▸ **Challenge**:
Output the material exactly, but drop every image it holds.

▸ **Task data**:
- - - - - - -

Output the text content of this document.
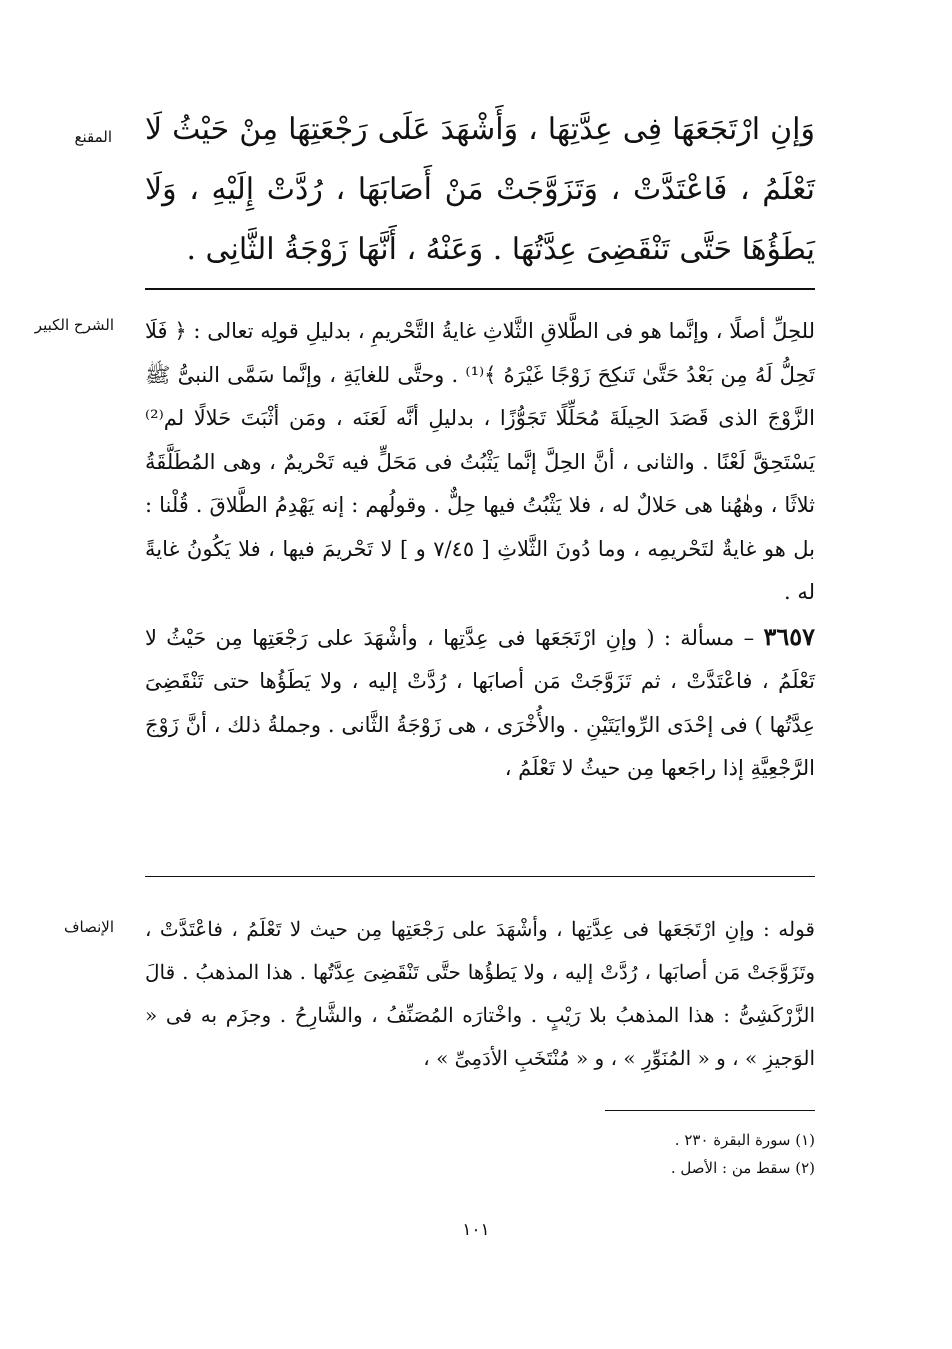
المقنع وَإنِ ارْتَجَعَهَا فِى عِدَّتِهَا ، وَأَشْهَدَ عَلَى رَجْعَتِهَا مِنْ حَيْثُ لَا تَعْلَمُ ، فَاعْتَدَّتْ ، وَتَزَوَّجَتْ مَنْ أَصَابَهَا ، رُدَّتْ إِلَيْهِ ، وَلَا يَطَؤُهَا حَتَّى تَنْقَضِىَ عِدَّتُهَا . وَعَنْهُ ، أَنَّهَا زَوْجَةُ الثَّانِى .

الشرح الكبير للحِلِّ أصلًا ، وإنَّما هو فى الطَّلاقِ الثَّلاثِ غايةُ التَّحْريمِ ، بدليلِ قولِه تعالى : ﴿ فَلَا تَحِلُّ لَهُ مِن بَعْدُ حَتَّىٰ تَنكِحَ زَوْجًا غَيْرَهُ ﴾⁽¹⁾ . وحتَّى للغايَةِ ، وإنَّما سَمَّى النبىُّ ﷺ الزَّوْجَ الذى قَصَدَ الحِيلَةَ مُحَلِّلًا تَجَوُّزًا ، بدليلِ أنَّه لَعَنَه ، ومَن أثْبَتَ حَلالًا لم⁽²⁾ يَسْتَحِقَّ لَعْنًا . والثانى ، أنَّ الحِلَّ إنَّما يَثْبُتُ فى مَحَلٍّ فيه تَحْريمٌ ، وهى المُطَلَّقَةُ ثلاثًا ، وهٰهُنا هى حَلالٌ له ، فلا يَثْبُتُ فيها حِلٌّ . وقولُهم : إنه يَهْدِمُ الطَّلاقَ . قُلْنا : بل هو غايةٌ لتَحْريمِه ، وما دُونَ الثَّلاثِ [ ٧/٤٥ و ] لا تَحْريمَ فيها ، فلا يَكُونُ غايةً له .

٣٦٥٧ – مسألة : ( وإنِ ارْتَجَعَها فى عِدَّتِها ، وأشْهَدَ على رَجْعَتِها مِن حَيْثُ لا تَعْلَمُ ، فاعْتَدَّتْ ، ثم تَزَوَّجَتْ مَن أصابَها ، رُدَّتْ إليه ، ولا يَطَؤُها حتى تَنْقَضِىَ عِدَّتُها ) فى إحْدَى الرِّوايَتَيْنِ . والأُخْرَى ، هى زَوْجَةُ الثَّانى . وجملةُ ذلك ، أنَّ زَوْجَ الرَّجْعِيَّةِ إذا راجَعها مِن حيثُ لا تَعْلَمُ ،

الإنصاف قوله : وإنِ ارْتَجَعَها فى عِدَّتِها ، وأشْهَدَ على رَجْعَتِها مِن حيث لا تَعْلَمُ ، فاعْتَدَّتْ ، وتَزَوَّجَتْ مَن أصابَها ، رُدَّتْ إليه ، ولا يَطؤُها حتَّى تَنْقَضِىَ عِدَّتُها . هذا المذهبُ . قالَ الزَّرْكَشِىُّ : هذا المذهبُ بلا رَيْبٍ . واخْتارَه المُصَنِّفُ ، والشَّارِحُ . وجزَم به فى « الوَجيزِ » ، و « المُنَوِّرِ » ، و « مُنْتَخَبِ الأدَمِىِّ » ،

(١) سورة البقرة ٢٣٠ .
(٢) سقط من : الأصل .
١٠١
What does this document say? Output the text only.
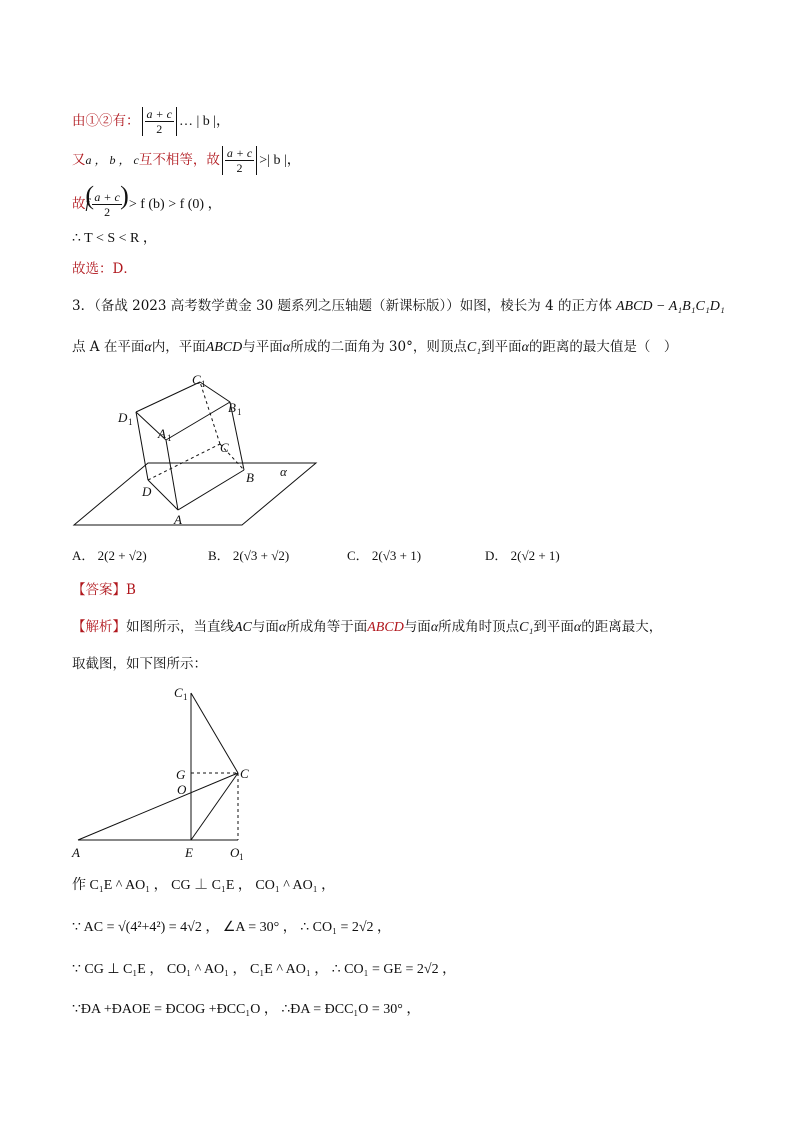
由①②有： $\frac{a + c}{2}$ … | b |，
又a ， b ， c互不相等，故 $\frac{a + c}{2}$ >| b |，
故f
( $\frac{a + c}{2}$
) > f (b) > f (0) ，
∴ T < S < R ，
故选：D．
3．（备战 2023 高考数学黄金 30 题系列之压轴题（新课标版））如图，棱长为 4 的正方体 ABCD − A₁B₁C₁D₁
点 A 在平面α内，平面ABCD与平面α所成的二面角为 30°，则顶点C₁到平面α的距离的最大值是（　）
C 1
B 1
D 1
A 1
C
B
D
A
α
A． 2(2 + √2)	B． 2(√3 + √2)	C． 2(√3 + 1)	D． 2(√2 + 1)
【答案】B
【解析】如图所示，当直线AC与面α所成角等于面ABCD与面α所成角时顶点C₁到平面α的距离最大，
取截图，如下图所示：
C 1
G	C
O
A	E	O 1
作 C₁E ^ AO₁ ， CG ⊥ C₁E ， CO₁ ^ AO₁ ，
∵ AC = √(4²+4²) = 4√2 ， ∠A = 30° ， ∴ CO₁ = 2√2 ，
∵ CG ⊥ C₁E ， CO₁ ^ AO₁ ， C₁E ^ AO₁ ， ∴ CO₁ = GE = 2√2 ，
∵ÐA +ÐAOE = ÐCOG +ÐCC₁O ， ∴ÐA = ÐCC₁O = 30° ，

- - - - - - -

▸ **Result of the task**:
Output the text content of this document.
المقنع وَإنِ ارْتَجَعَهَا فِى عِدَّتِهَا ، وَأَشْهَدَ عَلَى رَجْعَتِهَا مِنْ حَيْثُ لَا تَعْلَمُ ، فَاعْتَدَّتْ ، وَتَزَوَّجَتْ مَنْ أَصَابَهَا ، رُدَّتْ إِلَيْهِ ، وَلَا يَطَؤُهَا حَتَّى تَنْقَضِىَ عِدَّتُهَا . وَعَنْهُ ، أَنَّهَا زَوْجَةُ الثَّانِى .

الشرح الكبير للحِلِّ أصلًا ، وإنَّما هو فى الطَّلاقِ الثَّلاثِ غايةُ التَّحْريمِ ، بدليلِ قولِه تعالى : ﴿ فَلَا تَحِلُّ لَهُ مِن بَعْدُ حَتَّىٰ تَنكِحَ زَوْجًا غَيْرَهُ ﴾⁽¹⁾ . وحتَّى للغايَةِ ، وإنَّما سَمَّى النبىُّ ﷺ الزَّوْجَ الذى قَصَدَ الحِيلَةَ مُحَلِّلًا تَجَوُّزًا ، بدليلِ أنَّه لَعَنَه ، ومَن أثْبَتَ حَلالًا لم⁽²⁾ يَسْتَحِقَّ لَعْنًا . والثانى ، أنَّ الحِلَّ إنَّما يَثْبُتُ فى مَحَلٍّ فيه تَحْريمٌ ، وهى المُطَلَّقَةُ ثلاثًا ، وهٰهُنا هى حَلالٌ له ، فلا يَثْبُتُ فيها حِلٌّ . وقولُهم : إنه يَهْدِمُ الطَّلاقَ . قُلْنا : بل هو غايةٌ لتَحْريمِه ، وما دُونَ الثَّلاثِ [ ٧/٤٥ و ] لا تَحْريمَ فيها ، فلا يَكُونُ غايةً له .

٣٦٥٧ – مسألة : ( وإنِ ارْتَجَعَها فى عِدَّتِها ، وأشْهَدَ على رَجْعَتِها مِن حَيْثُ لا تَعْلَمُ ، فاعْتَدَّتْ ، ثم تَزَوَّجَتْ مَن أصابَها ، رُدَّتْ إليه ، ولا يَطَؤُها حتى تَنْقَضِىَ عِدَّتُها ) فى إحْدَى الرِّوايَتَيْنِ . والأُخْرَى ، هى زَوْجَةُ الثَّانى . وجملةُ ذلك ، أنَّ زَوْجَ الرَّجْعِيَّةِ إذا راجَعها مِن حيثُ لا تَعْلَمُ ،

الإنصاف قوله : وإنِ ارْتَجَعَها فى عِدَّتِها ، وأشْهَدَ على رَجْعَتِها مِن حيث لا تَعْلَمُ ، فاعْتَدَّتْ ، وتَزَوَّجَتْ مَن أصابَها ، رُدَّتْ إليه ، ولا يَطؤُها حتَّى تَنْقَضِىَ عِدَّتُها . هذا المذهبُ . قالَ الزَّرْكَشِىُّ : هذا المذهبُ بلا رَيْبٍ . واخْتارَه المُصَنِّفُ ، والشَّارِحُ . وجزَم به فى « الوَجيزِ » ، و « المُنَوِّرِ » ، و « مُنْتَخَبِ الأدَمِىِّ » ،

(١) سورة البقرة ٢٣٠ .
(٢) سقط من : الأصل .
١٠١
What does this document say? Output the text only.
由①②有： $\frac{a + c}{2}$ … | b |，
又a ， b ， c互不相等，故 $\frac{a + c}{2}$ >| b |，
故f
( $\frac{a + c}{2}$
) > f (b) > f (0) ，
∴ T < S < R ，
故选：D．
3．（备战 2023 高考数学黄金 30 题系列之压轴题（新课标版））如图，棱长为 4 的正方体 ABCD − A₁B₁C₁D₁
点 A 在平面α内，平面ABCD与平面α所成的二面角为 30°，则顶点C₁到平面α的距离的最大值是（　）
C 1
B 1
D 1
A 1
C
B
D
A
α
A． 2(2 + √2)	B． 2(√3 + √2)	C． 2(√3 + 1)	D． 2(√2 + 1)
【答案】B
【解析】如图所示，当直线AC与面α所成角等于面ABCD与面α所成角时顶点C₁到平面α的距离最大，
取截图，如下图所示：
C 1
G	C
O
A	E	O 1
作 C₁E ^ AO₁ ， CG ⊥ C₁E ， CO₁ ^ AO₁ ，
∵ AC = √(4²+4²) = 4√2 ， ∠A = 30° ， ∴ CO₁ = 2√2 ，
∵ CG ⊥ C₁E ， CO₁ ^ AO₁ ， C₁E ^ AO₁ ， ∴ CO₁ = GE = 2√2 ，
∵ÐA +ÐAOE = ÐCOG +ÐCC₁O ， ∴ÐA = ÐCC₁O = 30° ，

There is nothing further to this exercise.